■ **Work instructions**
Report back each line of the records that contains the string "职业生涯人物访谈报告".

■ **Given data**
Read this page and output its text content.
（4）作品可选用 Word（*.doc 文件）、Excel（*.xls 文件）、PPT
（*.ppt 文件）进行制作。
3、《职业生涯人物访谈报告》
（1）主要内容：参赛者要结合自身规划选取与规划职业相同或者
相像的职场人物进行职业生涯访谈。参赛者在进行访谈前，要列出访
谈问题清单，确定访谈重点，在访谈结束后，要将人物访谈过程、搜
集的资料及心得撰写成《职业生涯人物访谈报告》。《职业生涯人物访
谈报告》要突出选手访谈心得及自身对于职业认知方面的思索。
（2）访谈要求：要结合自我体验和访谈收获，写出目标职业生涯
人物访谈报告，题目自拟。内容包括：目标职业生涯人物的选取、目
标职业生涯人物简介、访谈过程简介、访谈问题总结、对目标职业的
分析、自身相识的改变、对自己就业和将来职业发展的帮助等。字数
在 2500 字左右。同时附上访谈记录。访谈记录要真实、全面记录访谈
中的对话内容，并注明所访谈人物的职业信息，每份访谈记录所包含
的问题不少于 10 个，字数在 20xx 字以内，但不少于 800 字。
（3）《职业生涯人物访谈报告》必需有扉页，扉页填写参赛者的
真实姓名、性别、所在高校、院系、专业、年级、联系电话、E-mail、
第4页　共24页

■ **Exercise solution**
3、《职业生涯人物访谈报告》
集的资料及心得撰写成《职业生涯人物访谈报告》。《职业生涯人物访
（3）《职业生涯人物访谈报告》必需有扉页，扉页填写参赛者的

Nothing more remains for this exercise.